:: Aim of the exercise ::
Provide the records once more, identical to the original.

------ Records for the exercise ------

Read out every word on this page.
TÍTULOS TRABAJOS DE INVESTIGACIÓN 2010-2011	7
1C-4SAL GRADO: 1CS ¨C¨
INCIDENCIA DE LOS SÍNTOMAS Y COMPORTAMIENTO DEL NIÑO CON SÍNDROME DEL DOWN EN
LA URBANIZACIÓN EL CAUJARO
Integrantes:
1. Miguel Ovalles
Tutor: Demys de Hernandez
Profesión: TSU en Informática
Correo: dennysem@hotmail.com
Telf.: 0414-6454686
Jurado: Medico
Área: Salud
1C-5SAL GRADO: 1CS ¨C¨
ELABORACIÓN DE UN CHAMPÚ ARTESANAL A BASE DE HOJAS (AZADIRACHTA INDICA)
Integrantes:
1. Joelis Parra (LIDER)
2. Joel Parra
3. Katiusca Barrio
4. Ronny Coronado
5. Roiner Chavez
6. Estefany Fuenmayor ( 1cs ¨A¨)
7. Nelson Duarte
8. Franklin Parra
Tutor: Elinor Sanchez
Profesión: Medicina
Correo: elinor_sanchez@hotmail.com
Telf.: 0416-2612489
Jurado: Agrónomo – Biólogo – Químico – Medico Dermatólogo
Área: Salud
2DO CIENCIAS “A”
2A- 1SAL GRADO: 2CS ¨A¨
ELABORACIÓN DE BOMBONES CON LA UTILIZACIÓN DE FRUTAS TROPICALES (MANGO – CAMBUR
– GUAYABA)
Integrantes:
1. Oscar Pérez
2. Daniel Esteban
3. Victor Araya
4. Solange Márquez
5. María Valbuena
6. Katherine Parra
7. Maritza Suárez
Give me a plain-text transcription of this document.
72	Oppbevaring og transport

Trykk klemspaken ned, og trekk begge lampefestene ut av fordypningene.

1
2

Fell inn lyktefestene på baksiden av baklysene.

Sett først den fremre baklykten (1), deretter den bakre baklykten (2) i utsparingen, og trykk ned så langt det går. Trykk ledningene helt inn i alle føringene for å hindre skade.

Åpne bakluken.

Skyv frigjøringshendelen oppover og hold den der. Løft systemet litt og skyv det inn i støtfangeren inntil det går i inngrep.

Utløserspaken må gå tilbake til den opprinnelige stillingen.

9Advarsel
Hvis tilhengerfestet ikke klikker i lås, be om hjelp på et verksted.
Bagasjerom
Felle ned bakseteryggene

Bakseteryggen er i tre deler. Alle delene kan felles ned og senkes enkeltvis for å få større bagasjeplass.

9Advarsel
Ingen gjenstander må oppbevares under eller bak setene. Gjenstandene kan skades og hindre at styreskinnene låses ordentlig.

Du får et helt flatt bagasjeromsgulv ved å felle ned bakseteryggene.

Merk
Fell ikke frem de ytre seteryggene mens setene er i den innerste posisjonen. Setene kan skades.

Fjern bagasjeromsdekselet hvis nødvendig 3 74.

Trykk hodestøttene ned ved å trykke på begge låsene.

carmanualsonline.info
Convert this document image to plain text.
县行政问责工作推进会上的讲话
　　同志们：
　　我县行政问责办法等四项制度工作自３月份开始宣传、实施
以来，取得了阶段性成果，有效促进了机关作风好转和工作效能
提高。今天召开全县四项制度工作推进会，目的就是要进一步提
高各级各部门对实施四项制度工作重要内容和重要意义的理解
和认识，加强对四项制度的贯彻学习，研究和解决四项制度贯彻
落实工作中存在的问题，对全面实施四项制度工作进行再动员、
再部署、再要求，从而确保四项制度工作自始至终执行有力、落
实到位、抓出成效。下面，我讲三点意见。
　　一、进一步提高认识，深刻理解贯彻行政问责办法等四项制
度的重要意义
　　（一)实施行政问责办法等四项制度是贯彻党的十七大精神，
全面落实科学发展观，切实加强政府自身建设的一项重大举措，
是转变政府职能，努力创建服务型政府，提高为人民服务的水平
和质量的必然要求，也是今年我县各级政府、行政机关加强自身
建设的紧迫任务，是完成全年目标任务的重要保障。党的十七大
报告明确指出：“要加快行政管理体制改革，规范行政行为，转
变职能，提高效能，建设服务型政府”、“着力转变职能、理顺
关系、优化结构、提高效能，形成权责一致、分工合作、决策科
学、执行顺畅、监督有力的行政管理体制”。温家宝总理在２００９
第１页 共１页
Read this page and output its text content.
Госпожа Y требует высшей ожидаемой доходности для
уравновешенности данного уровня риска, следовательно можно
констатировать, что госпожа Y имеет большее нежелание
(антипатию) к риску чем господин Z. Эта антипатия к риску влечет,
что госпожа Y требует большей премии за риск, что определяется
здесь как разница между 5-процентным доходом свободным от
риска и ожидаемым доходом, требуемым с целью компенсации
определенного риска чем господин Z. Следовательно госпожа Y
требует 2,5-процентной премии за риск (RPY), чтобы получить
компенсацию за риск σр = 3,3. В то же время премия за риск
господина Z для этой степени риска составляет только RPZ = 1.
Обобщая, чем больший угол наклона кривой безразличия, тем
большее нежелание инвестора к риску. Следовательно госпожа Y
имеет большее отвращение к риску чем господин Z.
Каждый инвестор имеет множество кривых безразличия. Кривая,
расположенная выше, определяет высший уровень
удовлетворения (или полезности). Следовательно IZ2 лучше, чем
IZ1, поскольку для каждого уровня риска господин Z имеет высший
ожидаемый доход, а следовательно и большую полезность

------

:: Finished answer ::
Read out every word on this page.
TÍTULOS TRABAJOS DE INVESTIGACIÓN 2010-2011	7
1C-4SAL GRADO: 1CS ¨C¨
INCIDENCIA DE LOS SÍNTOMAS Y COMPORTAMIENTO DEL NIÑO CON SÍNDROME DEL DOWN EN
LA URBANIZACIÓN EL CAUJARO
Integrantes:
1. Miguel Ovalles
Tutor: Demys de Hernandez
Profesión: TSU en Informática
Correo: dennysem@hotmail.com
Telf.: 0414-6454686
Jurado: Medico
Área: Salud
1C-5SAL GRADO: 1CS ¨C¨
ELABORACIÓN DE UN CHAMPÚ ARTESANAL A BASE DE HOJAS (AZADIRACHTA INDICA)
Integrantes:
1. Joelis Parra (LIDER)
2. Joel Parra
3. Katiusca Barrio
4. Ronny Coronado
5. Roiner Chavez
6. Estefany Fuenmayor ( 1cs ¨A¨)
7. Nelson Duarte
8. Franklin Parra
Tutor: Elinor Sanchez
Profesión: Medicina
Correo: elinor_sanchez@hotmail.com
Telf.: 0416-2612489
Jurado: Agrónomo – Biólogo – Químico – Medico Dermatólogo
Área: Salud
2DO CIENCIAS “A”
2A- 1SAL GRADO: 2CS ¨A¨
ELABORACIÓN DE BOMBONES CON LA UTILIZACIÓN DE FRUTAS TROPICALES (MANGO – CAMBUR
– GUAYABA)
Integrantes:
1. Oscar Pérez
2. Daniel Esteban
3. Victor Araya
4. Solange Márquez
5. María Valbuena
6. Katherine Parra
7. Maritza Suárez
Give me a plain-text transcription of this document.
72	Oppbevaring og transport

Trykk klemspaken ned, og trekk begge lampefestene ut av fordypningene.

1
2

Fell inn lyktefestene på baksiden av baklysene.

Sett først den fremre baklykten (1), deretter den bakre baklykten (2) i utsparingen, og trykk ned så langt det går. Trykk ledningene helt inn i alle føringene for å hindre skade.

Åpne bakluken.

Skyv frigjøringshendelen oppover og hold den der. Løft systemet litt og skyv det inn i støtfangeren inntil det går i inngrep.

Utløserspaken må gå tilbake til den opprinnelige stillingen.

9Advarsel
Hvis tilhengerfestet ikke klikker i lås, be om hjelp på et verksted.
Bagasjerom
Felle ned bakseteryggene

Bakseteryggen er i tre deler. Alle delene kan felles ned og senkes enkeltvis for å få større bagasjeplass.

9Advarsel
Ingen gjenstander må oppbevares under eller bak setene. Gjenstandene kan skades og hindre at styreskinnene låses ordentlig.

Du får et helt flatt bagasjeromsgulv ved å felle ned bakseteryggene.

Merk
Fell ikke frem de ytre seteryggene mens setene er i den innerste posisjonen. Setene kan skades.

Fjern bagasjeromsdekselet hvis nødvendig 3 74.

Trykk hodestøttene ned ved å trykke på begge låsene.

carmanualsonline.info
Convert this document image to plain text.
县行政问责工作推进会上的讲话
　　同志们：
　　我县行政问责办法等四项制度工作自３月份开始宣传、实施
以来，取得了阶段性成果，有效促进了机关作风好转和工作效能
提高。今天召开全县四项制度工作推进会，目的就是要进一步提
高各级各部门对实施四项制度工作重要内容和重要意义的理解
和认识，加强对四项制度的贯彻学习，研究和解决四项制度贯彻
落实工作中存在的问题，对全面实施四项制度工作进行再动员、
再部署、再要求，从而确保四项制度工作自始至终执行有力、落
实到位、抓出成效。下面，我讲三点意见。
　　一、进一步提高认识，深刻理解贯彻行政问责办法等四项制
度的重要意义
　　（一)实施行政问责办法等四项制度是贯彻党的十七大精神，
全面落实科学发展观，切实加强政府自身建设的一项重大举措，
是转变政府职能，努力创建服务型政府，提高为人民服务的水平
和质量的必然要求，也是今年我县各级政府、行政机关加强自身
建设的紧迫任务，是完成全年目标任务的重要保障。党的十七大
报告明确指出：“要加快行政管理体制改革，规范行政行为，转
变职能，提高效能，建设服务型政府”、“着力转变职能、理顺
关系、优化结构、提高效能，形成权责一致、分工合作、决策科
学、执行顺畅、监督有力的行政管理体制”。温家宝总理在２００９
第１页 共１页
Read this page and output its text content.
Госпожа Y требует высшей ожидаемой доходности для
уравновешенности данного уровня риска, следовательно можно
констатировать, что госпожа Y имеет большее нежелание
(антипатию) к риску чем господин Z. Эта антипатия к риску влечет,
что госпожа Y требует большей премии за риск, что определяется
здесь как разница между 5-процентным доходом свободным от
риска и ожидаемым доходом, требуемым с целью компенсации
определенного риска чем господин Z. Следовательно госпожа Y
требует 2,5-процентной премии за риск (RPY), чтобы получить
компенсацию за риск σр = 3,3. В то же время премия за риск
господина Z для этой степени риска составляет только RPZ = 1.
Обобщая, чем больший угол наклона кривой безразличия, тем
большее нежелание инвестора к риску. Следовательно госпожа Y
имеет большее отвращение к риску чем господин Z.
Каждый инвестор имеет множество кривых безразличия. Кривая,
расположенная выше, определяет высший уровень
удовлетворения (или полезности). Следовательно IZ2 лучше, чем
IZ1, поскольку для каждого уровня риска господин Z имеет высший
ожидаемый доход, а следовательно и большую полезность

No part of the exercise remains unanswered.